Set the listing down again in full, word for word, with the pictures left out.

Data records
__________________________________________________

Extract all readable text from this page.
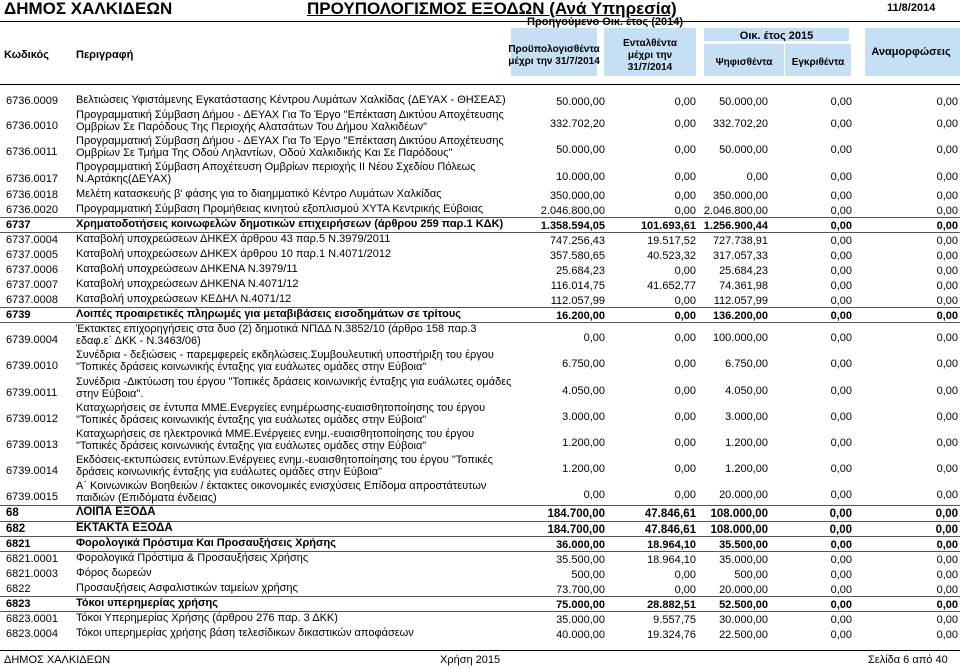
ΔΗΜΟΣ ΧΑΛΚΙΔΕΩΝ	ΠΡΟΥΠΟΛΟΓΙΣΜΟΣ ΕΞΟΔΩΝ (Ανά Υπηρεσία)	11/8/2014
Προηγούμενο Οικ. έτος (2014)
Οικ. έτος 2015
Κωδικός	Περιγραφή	Προϋπολογισθέντα μέχρι την 31/7/2014
Ενταλθέντα μέχρι την 31/7/2014	Ψηφισθέντα	Εγκριθέντα
Αναμορφώσεις
6736.0009 Βελτιώσεις Υφιστάμενης Εγκατάστασης Κέντρου Λυμάτων Χαλκίδας (ΔΕΥΑΧ - ΘΗΣΕΑΣ)	50.000,00	0,00	50.000,00	0,00	0,00
6736.0010
Προγραμματική Σύμβαση Δήμου - ΔΕΥΑΧ Για Το Έργο "Επέκταση Δικτύου Αποχέτευσης
Ομβρίων Σε Παρόδους Της Περιοχής Αλατσάτων Του Δήμου Χαλκιδέων"	332.702,20	0,00	332.702,20	0,00	0,00
6736.0011
Προγραμματική Σύμβαση Δήμου - ΔΕΥΑΧ Για Το Έργο "Επέκταση Δικτύου Αποχέτευσης
Ομβρίων Σε Τμήμα Της Οδού Ληλαντίων, Οδού Χαλκιδικής Και Σε Παρόδους"	50.000,00	0,00	50.000,00	0,00	0,00
6736.0017
Προγραμματική Σύμβαση Αποχέτευση Ομβρίων περιοχής ΙΙ Νέου Σχεδίου Πόλεως
Ν.Αρτάκης(ΔΕΥΑΧ)	10.000,00	0,00	0,00	0,00	0,00
6736.0018 Μελέτη κατασκευής β' φάσης για το διαημματικό Κέντρο Λυμάτων Χαλκίδας	350.000,00	0,00	350.000,00	0,00	0,00
6736.0020 Προγραμματική Σύμβαση Προμήθειας κινητού εξοπλισμού ΧΥΤΑ Κεντρικής Εύβοιας	2.046.800,00	0,00 2.046.800,00	0,00	0,00
6737	Χρηματοδοτήσεις κοινωφελών δημοτικών επιχειρήσεων (άρθρου 259 παρ.1 ΚΔΚ)	1.358.594,05	101.693,61 1.256.900,44	0,00	0,00
6737.0004 Καταβολή υποχρεώσεων ΔΗΚΕΧ άρθρου 43 παρ.5 Ν.3979/2011	747.256,43	19.517,52	727.738,91	0,00	0,00
6737.0005 Καταβολή υποχρεώσεων ΔΗΚΕΧ άρθρου 10 παρ.1 Ν.4071/2012	357.580,65	40.523,32	317.057,33	0,00	0,00
6737.0006 Καταβολή υποχρεώσεων ΔΗΚΕΝΑ Ν.3979/11	25.684,23	0,00	25.684,23	0,00	0,00
6737.0007 Καταβολή υποχρεώσεων ΔΗΚΕΝΑ Ν.4071/12	116.014,75	41.652,77	74.361,98	0,00	0,00
6737.0008 Καταβολή υποχρεώσεων ΚΕΔΗΛ Ν.4071/12	112.057,99	0,00	112.057,99	0,00	0,00
6739	Λοιπές προαιρετικές πληρωμές για μεταβιβάσεις εισοδημάτων σε τρίτους	16.200,00	0,00	136.200,00	0,00	0,00
6739.0004
Έκτακτες επιχορηγήσεις στα δυο (2) δημοτικά ΝΠΔΔ Ν.3852/10 (άρθρο 158 παρ.3
εδαφ.ε΄ ΔΚΚ - Ν.3463/06)	0,00	0,00	100.000,00	0,00	0,00
6739.0010
Συνέδρια - δεξιώσεις - παρεμφερείς εκδηλώσεις.Συμβουλευτική υποστήριξη του έργου
"Τοπικές δράσεις κοινωνικής ένταξης για ευάλωτες ομάδες στην Εύβοια"	6.750,00	0,00	6.750,00	0,00	0,00
6739.0011
Συνέδρια -Δικτύωση του έργου "Τοπικές δράσεις κοινωνικής ένταξης για ευάλωτες ομάδες
στην Εύβοια".	4.050,00	0,00	4.050,00	0,00	0,00
6739.0012
Καταχωρήσεις σε έντυπα ΜΜΕ.Ενεργείες ενημέρωσης-ευαισθητοποίησης του έργου
"Τοπικές δράσεις κοινωνικής ένταξης για ευάλωτες ομάδες στην Εύβοια"	3.000,00	0,00	3.000,00	0,00	0,00
6739.0013
Καταχωρήσεις σε ηλεκτρονικά ΜΜΕ.Ενέργειες ενημ.-ευαισθητοποίησης του έργου
"Τοπικές δράσεις κοινωνικής ένταξης για ευάλωτες ομάδες στην Εύβοια"	1.200,00	0,00	1.200,00	0,00	0,00
6739.0014
Εκδόσεις-εκτυπώσεις εντύπων.Ενέργειες ενημ.-ευαισθητοποίησης του έργου "Τοπικές
δράσεις κοινωνικής ένταξης για ευάλωτες ομάδες στην Εύβοια"	1.200,00	0,00	1.200,00	0,00	0,00
6739.0015
Α΄ Κοινωνικών Βοηθειών / έκτακτες οικονομικές ενισχύσεις Επίδομα απροστάτευτων
παιδιών (Επιδόματα ένδειας)	0,00	0,00	20.000,00	0,00	0,00
68	ΛΟΙΠΑ ΕΞΟΔΑ	184.700,00	47.846,61	108.000,00	0,00	0,00
682	ΕΚΤΑΚΤΑ ΕΞΟΔΑ	184.700,00	47.846,61	108.000,00	0,00	0,00
6821	Φορολογικά Πρόστιμα Και Προσαυξήσεις Χρήσης	36.000,00	18.964,10	35.500,00	0,00	0,00
6821.0001 Φορολογικά Πρόστιμα & Προσαυξήσεις Χρήσης	35.500,00	18.964,10	35.000,00	0,00	0,00
6821.0003 Φόρος δωρεών	500,00	0,00	500,00	0,00	0,00
6822	Προσαυξήσεις Ασφαλιστικών ταμείων χρήσης	73.700,00	0,00	20.000,00	0,00	0,00
6823	Τόκοι υπερημερίας χρήσης	75.000,00	28.882,51	52.500,00	0,00	0,00
6823.0001 Τόκοι Υπερημερίας Χρήσης (άρθρου 276 παρ. 3 ΔΚΚ)	35.000,00	9.557,75	30.000,00	0,00	0,00
6823.0004 Τόκοι υπερημερίας χρήσης βάση τελεσίδικων δικαστικών αποφάσεων	40.000,00	19.324,76	22.500,00	0,00	0,00
ΔΗΜΟΣ ΧΑΛΚΙΔΕΩΝ	Χρήση 2015	Σελίδα 6 από 40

__________________________________________________

### Full solution
Extract all readable text from this page.
ΔΗΜΟΣ ΧΑΛΚΙΔΕΩΝ	ΠΡΟΥΠΟΛΟΓΙΣΜΟΣ ΕΞΟΔΩΝ (Ανά Υπηρεσία)	11/8/2014
Προηγούμενο Οικ. έτος (2014)
Οικ. έτος 2015
Κωδικός	Περιγραφή	Προϋπολογισθέντα μέχρι την 31/7/2014
Ενταλθέντα μέχρι την 31/7/2014	Ψηφισθέντα	Εγκριθέντα
Αναμορφώσεις
6736.0009 Βελτιώσεις Υφιστάμενης Εγκατάστασης Κέντρου Λυμάτων Χαλκίδας (ΔΕΥΑΧ - ΘΗΣΕΑΣ)	50.000,00	0,00	50.000,00	0,00	0,00
6736.0010
Προγραμματική Σύμβαση Δήμου - ΔΕΥΑΧ Για Το Έργο "Επέκταση Δικτύου Αποχέτευσης
Ομβρίων Σε Παρόδους Της Περιοχής Αλατσάτων Του Δήμου Χαλκιδέων"	332.702,20	0,00	332.702,20	0,00	0,00
6736.0011
Προγραμματική Σύμβαση Δήμου - ΔΕΥΑΧ Για Το Έργο "Επέκταση Δικτύου Αποχέτευσης
Ομβρίων Σε Τμήμα Της Οδού Ληλαντίων, Οδού Χαλκιδικής Και Σε Παρόδους"	50.000,00	0,00	50.000,00	0,00	0,00
6736.0017
Προγραμματική Σύμβαση Αποχέτευση Ομβρίων περιοχής ΙΙ Νέου Σχεδίου Πόλεως
Ν.Αρτάκης(ΔΕΥΑΧ)	10.000,00	0,00	0,00	0,00	0,00
6736.0018 Μελέτη κατασκευής β' φάσης για το διαημματικό Κέντρο Λυμάτων Χαλκίδας	350.000,00	0,00	350.000,00	0,00	0,00
6736.0020 Προγραμματική Σύμβαση Προμήθειας κινητού εξοπλισμού ΧΥΤΑ Κεντρικής Εύβοιας	2.046.800,00	0,00 2.046.800,00	0,00	0,00
6737	Χρηματοδοτήσεις κοινωφελών δημοτικών επιχειρήσεων (άρθρου 259 παρ.1 ΚΔΚ)	1.358.594,05	101.693,61 1.256.900,44	0,00	0,00
6737.0004 Καταβολή υποχρεώσεων ΔΗΚΕΧ άρθρου 43 παρ.5 Ν.3979/2011	747.256,43	19.517,52	727.738,91	0,00	0,00
6737.0005 Καταβολή υποχρεώσεων ΔΗΚΕΧ άρθρου 10 παρ.1 Ν.4071/2012	357.580,65	40.523,32	317.057,33	0,00	0,00
6737.0006 Καταβολή υποχρεώσεων ΔΗΚΕΝΑ Ν.3979/11	25.684,23	0,00	25.684,23	0,00	0,00
6737.0007 Καταβολή υποχρεώσεων ΔΗΚΕΝΑ Ν.4071/12	116.014,75	41.652,77	74.361,98	0,00	0,00
6737.0008 Καταβολή υποχρεώσεων ΚΕΔΗΛ Ν.4071/12	112.057,99	0,00	112.057,99	0,00	0,00
6739	Λοιπές προαιρετικές πληρωμές για μεταβιβάσεις εισοδημάτων σε τρίτους	16.200,00	0,00	136.200,00	0,00	0,00
6739.0004
Έκτακτες επιχορηγήσεις στα δυο (2) δημοτικά ΝΠΔΔ Ν.3852/10 (άρθρο 158 παρ.3
εδαφ.ε΄ ΔΚΚ - Ν.3463/06)	0,00	0,00	100.000,00	0,00	0,00
6739.0010
Συνέδρια - δεξιώσεις - παρεμφερείς εκδηλώσεις.Συμβουλευτική υποστήριξη του έργου
"Τοπικές δράσεις κοινωνικής ένταξης για ευάλωτες ομάδες στην Εύβοια"	6.750,00	0,00	6.750,00	0,00	0,00
6739.0011
Συνέδρια -Δικτύωση του έργου "Τοπικές δράσεις κοινωνικής ένταξης για ευάλωτες ομάδες
στην Εύβοια".	4.050,00	0,00	4.050,00	0,00	0,00
6739.0012
Καταχωρήσεις σε έντυπα ΜΜΕ.Ενεργείες ενημέρωσης-ευαισθητοποίησης του έργου
"Τοπικές δράσεις κοινωνικής ένταξης για ευάλωτες ομάδες στην Εύβοια"	3.000,00	0,00	3.000,00	0,00	0,00
6739.0013
Καταχωρήσεις σε ηλεκτρονικά ΜΜΕ.Ενέργειες ενημ.-ευαισθητοποίησης του έργου
"Τοπικές δράσεις κοινωνικής ένταξης για ευάλωτες ομάδες στην Εύβοια"	1.200,00	0,00	1.200,00	0,00	0,00
6739.0014
Εκδόσεις-εκτυπώσεις εντύπων.Ενέργειες ενημ.-ευαισθητοποίησης του έργου "Τοπικές
δράσεις κοινωνικής ένταξης για ευάλωτες ομάδες στην Εύβοια"	1.200,00	0,00	1.200,00	0,00	0,00
6739.0015
Α΄ Κοινωνικών Βοηθειών / έκτακτες οικονομικές ενισχύσεις Επίδομα απροστάτευτων
παιδιών (Επιδόματα ένδειας)	0,00	0,00	20.000,00	0,00	0,00
68	ΛΟΙΠΑ ΕΞΟΔΑ	184.700,00	47.846,61	108.000,00	0,00	0,00
682	ΕΚΤΑΚΤΑ ΕΞΟΔΑ	184.700,00	47.846,61	108.000,00	0,00	0,00
6821	Φορολογικά Πρόστιμα Και Προσαυξήσεις Χρήσης	36.000,00	18.964,10	35.500,00	0,00	0,00
6821.0001 Φορολογικά Πρόστιμα & Προσαυξήσεις Χρήσης	35.500,00	18.964,10	35.000,00	0,00	0,00
6821.0003 Φόρος δωρεών	500,00	0,00	500,00	0,00	0,00
6822	Προσαυξήσεις Ασφαλιστικών ταμείων χρήσης	73.700,00	0,00	20.000,00	0,00	0,00
6823	Τόκοι υπερημερίας χρήσης	75.000,00	28.882,51	52.500,00	0,00	0,00
6823.0001 Τόκοι Υπερημερίας Χρήσης (άρθρου 276 παρ. 3 ΔΚΚ)	35.000,00	9.557,75	30.000,00	0,00	0,00
6823.0004 Τόκοι υπερημερίας χρήσης βάση τελεσίδικων δικαστικών αποφάσεων	40.000,00	19.324,76	22.500,00	0,00	0,00
ΔΗΜΟΣ ΧΑΛΚΙΔΕΩΝ	Χρήση 2015	Σελίδα 6 από 40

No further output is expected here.